#### Task details
Copy out the records precisely, omitting pictures.

·····

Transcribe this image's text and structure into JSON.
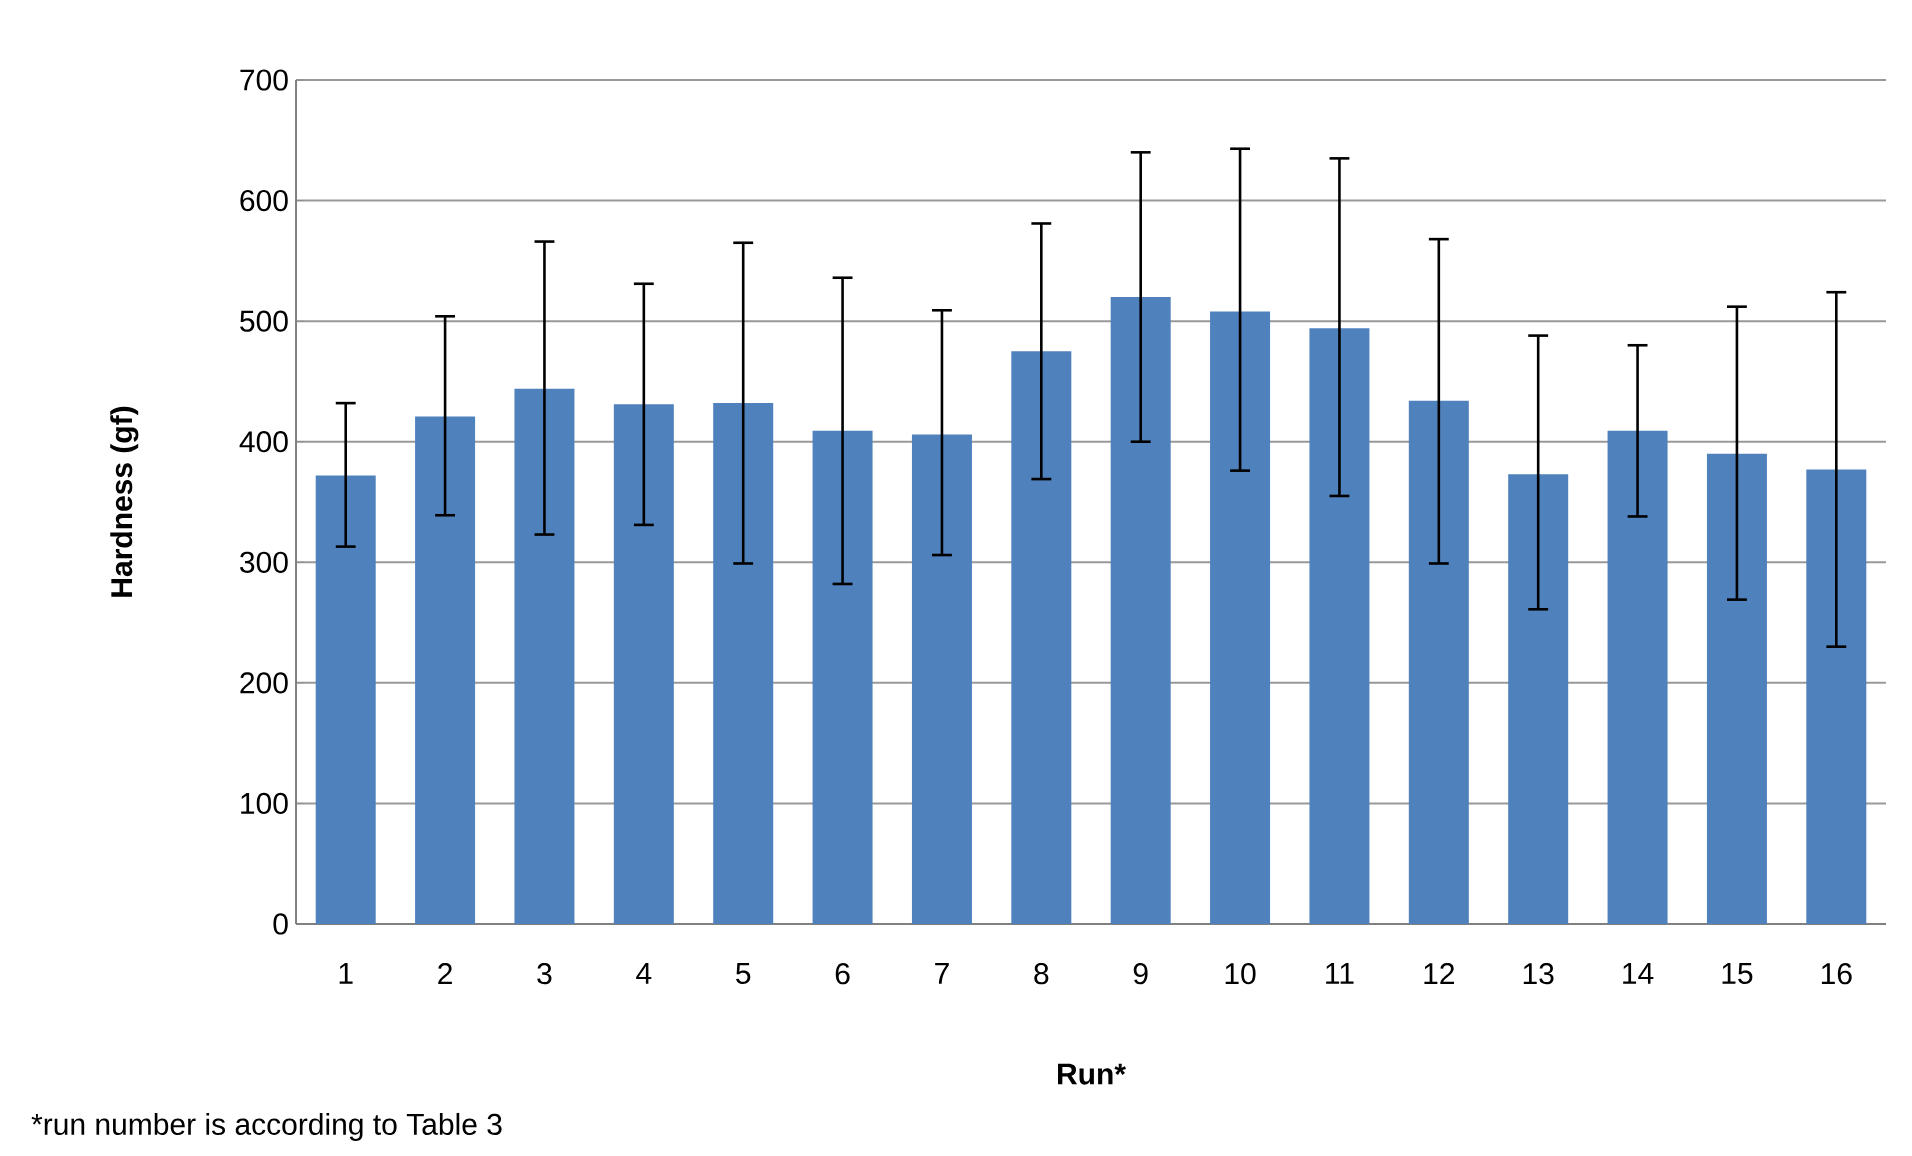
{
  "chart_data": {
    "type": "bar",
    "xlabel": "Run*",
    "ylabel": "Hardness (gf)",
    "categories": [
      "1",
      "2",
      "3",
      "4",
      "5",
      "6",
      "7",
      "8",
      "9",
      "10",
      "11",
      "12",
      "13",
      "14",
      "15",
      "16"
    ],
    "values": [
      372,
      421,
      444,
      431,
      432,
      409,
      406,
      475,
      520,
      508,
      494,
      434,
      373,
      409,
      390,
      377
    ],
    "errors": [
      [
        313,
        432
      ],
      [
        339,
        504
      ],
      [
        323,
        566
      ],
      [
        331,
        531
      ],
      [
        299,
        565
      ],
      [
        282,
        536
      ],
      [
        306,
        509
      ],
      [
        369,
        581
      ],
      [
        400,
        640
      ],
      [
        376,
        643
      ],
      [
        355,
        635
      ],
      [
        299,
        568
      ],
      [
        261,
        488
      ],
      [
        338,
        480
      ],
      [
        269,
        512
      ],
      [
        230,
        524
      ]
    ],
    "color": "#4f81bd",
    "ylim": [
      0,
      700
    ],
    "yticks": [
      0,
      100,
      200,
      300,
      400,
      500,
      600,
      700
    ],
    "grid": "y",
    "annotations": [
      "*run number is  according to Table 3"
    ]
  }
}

·····

#### Task answer
Transcribe this image's text and structure into JSON.
{
  "chart_data": {
    "type": "bar",
    "xlabel": "Run*",
    "ylabel": "Hardness (gf)",
    "categories": [
      "1",
      "2",
      "3",
      "4",
      "5",
      "6",
      "7",
      "8",
      "9",
      "10",
      "11",
      "12",
      "13",
      "14",
      "15",
      "16"
    ],
    "values": [
      372,
      421,
      444,
      431,
      432,
      409,
      406,
      475,
      520,
      508,
      494,
      434,
      373,
      409,
      390,
      377
    ],
    "errors": [
      [
        313,
        432
      ],
      [
        339,
        504
      ],
      [
        323,
        566
      ],
      [
        331,
        531
      ],
      [
        299,
        565
      ],
      [
        282,
        536
      ],
      [
        306,
        509
      ],
      [
        369,
        581
      ],
      [
        400,
        640
      ],
      [
        376,
        643
      ],
      [
        355,
        635
      ],
      [
        299,
        568
      ],
      [
        261,
        488
      ],
      [
        338,
        480
      ],
      [
        269,
        512
      ],
      [
        230,
        524
      ]
    ],
    "color": "#4f81bd",
    "ylim": [
      0,
      700
    ],
    "yticks": [
      0,
      100,
      200,
      300,
      400,
      500,
      600,
      700
    ],
    "grid": "y",
    "annotations": [
      "*run number is  according to Table 3"
    ]
  }
}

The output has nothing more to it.